### [WRITTEN EXERCISE]
Copy out the listing exactly.

DATA IN THIS EXERCISE start

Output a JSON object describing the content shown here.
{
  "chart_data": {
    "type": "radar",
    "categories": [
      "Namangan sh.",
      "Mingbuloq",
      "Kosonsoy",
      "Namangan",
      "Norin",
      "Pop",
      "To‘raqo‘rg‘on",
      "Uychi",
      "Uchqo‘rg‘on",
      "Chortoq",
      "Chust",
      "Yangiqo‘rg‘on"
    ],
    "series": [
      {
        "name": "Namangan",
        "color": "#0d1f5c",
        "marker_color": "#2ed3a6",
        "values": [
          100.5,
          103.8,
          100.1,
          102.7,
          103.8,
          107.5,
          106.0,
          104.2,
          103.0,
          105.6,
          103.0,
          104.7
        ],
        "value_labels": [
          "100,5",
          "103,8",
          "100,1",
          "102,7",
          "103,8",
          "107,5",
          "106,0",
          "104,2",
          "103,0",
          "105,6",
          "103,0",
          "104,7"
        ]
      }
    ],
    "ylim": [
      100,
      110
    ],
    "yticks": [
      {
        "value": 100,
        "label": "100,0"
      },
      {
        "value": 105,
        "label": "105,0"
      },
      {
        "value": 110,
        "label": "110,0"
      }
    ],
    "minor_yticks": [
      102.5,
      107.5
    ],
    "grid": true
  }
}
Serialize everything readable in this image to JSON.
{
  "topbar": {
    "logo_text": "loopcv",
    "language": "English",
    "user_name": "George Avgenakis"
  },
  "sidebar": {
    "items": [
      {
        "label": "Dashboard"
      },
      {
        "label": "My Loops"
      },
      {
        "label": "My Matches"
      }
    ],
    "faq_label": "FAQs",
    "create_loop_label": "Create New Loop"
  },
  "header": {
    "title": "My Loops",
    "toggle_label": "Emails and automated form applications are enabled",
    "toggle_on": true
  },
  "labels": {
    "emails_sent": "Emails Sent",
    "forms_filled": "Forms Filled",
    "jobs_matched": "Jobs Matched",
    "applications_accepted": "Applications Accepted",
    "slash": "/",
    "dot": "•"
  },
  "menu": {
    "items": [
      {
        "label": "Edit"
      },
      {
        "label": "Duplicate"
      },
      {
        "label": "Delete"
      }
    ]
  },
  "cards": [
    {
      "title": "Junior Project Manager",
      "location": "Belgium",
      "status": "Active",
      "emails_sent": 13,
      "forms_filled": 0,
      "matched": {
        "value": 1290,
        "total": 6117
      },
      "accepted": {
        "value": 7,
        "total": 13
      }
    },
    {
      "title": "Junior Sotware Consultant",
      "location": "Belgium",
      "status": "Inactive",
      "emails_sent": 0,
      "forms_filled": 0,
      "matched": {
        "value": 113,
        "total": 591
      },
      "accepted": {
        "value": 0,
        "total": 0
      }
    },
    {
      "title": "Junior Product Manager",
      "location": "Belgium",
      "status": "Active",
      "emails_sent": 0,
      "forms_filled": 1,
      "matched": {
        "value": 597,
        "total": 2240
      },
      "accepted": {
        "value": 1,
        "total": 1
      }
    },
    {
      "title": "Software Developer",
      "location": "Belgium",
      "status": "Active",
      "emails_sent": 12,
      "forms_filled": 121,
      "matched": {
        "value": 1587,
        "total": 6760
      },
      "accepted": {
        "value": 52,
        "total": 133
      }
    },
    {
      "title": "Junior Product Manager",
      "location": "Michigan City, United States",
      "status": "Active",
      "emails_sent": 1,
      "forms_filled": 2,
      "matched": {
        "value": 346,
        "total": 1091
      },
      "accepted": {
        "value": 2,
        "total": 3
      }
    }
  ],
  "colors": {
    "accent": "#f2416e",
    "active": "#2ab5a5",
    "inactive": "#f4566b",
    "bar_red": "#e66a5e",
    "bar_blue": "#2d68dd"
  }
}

DATA IN THIS EXERCISE end

### [SOLUTION BELOW]
Output a JSON object describing the content shown here.
{
  "chart_data": {
    "type": "radar",
    "categories": [
      "Namangan sh.",
      "Mingbuloq",
      "Kosonsoy",
      "Namangan",
      "Norin",
      "Pop",
      "To‘raqo‘rg‘on",
      "Uychi",
      "Uchqo‘rg‘on",
      "Chortoq",
      "Chust",
      "Yangiqo‘rg‘on"
    ],
    "series": [
      {
        "name": "Namangan",
        "color": "#0d1f5c",
        "marker_color": "#2ed3a6",
        "values": [
          100.5,
          103.8,
          100.1,
          102.7,
          103.8,
          107.5,
          106.0,
          104.2,
          103.0,
          105.6,
          103.0,
          104.7
        ],
        "value_labels": [
          "100,5",
          "103,8",
          "100,1",
          "102,7",
          "103,8",
          "107,5",
          "106,0",
          "104,2",
          "103,0",
          "105,6",
          "103,0",
          "104,7"
        ]
      }
    ],
    "ylim": [
      100,
      110
    ],
    "yticks": [
      {
        "value": 100,
        "label": "100,0"
      },
      {
        "value": 105,
        "label": "105,0"
      },
      {
        "value": 110,
        "label": "110,0"
      }
    ],
    "minor_yticks": [
      102.5,
      107.5
    ],
    "grid": true
  }
}
Serialize everything readable in this image to JSON.
{
  "topbar": {
    "logo_text": "loopcv",
    "language": "English",
    "user_name": "George Avgenakis"
  },
  "sidebar": {
    "items": [
      {
        "label": "Dashboard"
      },
      {
        "label": "My Loops"
      },
      {
        "label": "My Matches"
      }
    ],
    "faq_label": "FAQs",
    "create_loop_label": "Create New Loop"
  },
  "header": {
    "title": "My Loops",
    "toggle_label": "Emails and automated form applications are enabled",
    "toggle_on": true
  },
  "labels": {
    "emails_sent": "Emails Sent",
    "forms_filled": "Forms Filled",
    "jobs_matched": "Jobs Matched",
    "applications_accepted": "Applications Accepted",
    "slash": "/",
    "dot": "•"
  },
  "menu": {
    "items": [
      {
        "label": "Edit"
      },
      {
        "label": "Duplicate"
      },
      {
        "label": "Delete"
      }
    ]
  },
  "cards": [
    {
      "title": "Junior Project Manager",
      "location": "Belgium",
      "status": "Active",
      "emails_sent": 13,
      "forms_filled": 0,
      "matched": {
        "value": 1290,
        "total": 6117
      },
      "accepted": {
        "value": 7,
        "total": 13
      }
    },
    {
      "title": "Junior Sotware Consultant",
      "location": "Belgium",
      "status": "Inactive",
      "emails_sent": 0,
      "forms_filled": 0,
      "matched": {
        "value": 113,
        "total": 591
      },
      "accepted": {
        "value": 0,
        "total": 0
      }
    },
    {
      "title": "Junior Product Manager",
      "location": "Belgium",
      "status": "Active",
      "emails_sent": 0,
      "forms_filled": 1,
      "matched": {
        "value": 597,
        "total": 2240
      },
      "accepted": {
        "value": 1,
        "total": 1
      }
    },
    {
      "title": "Software Developer",
      "location": "Belgium",
      "status": "Active",
      "emails_sent": 12,
      "forms_filled": 121,
      "matched": {
        "value": 1587,
        "total": 6760
      },
      "accepted": {
        "value": 52,
        "total": 133
      }
    },
    {
      "title": "Junior Product Manager",
      "location": "Michigan City, United States",
      "status": "Active",
      "emails_sent": 1,
      "forms_filled": 2,
      "matched": {
        "value": 346,
        "total": 1091
      },
      "accepted": {
        "value": 2,
        "total": 3
      }
    }
  ],
  "colors": {
    "accent": "#f2416e",
    "active": "#2ab5a5",
    "inactive": "#f4566b",
    "bar_red": "#e66a5e",
    "bar_blue": "#2d68dd"
  }
}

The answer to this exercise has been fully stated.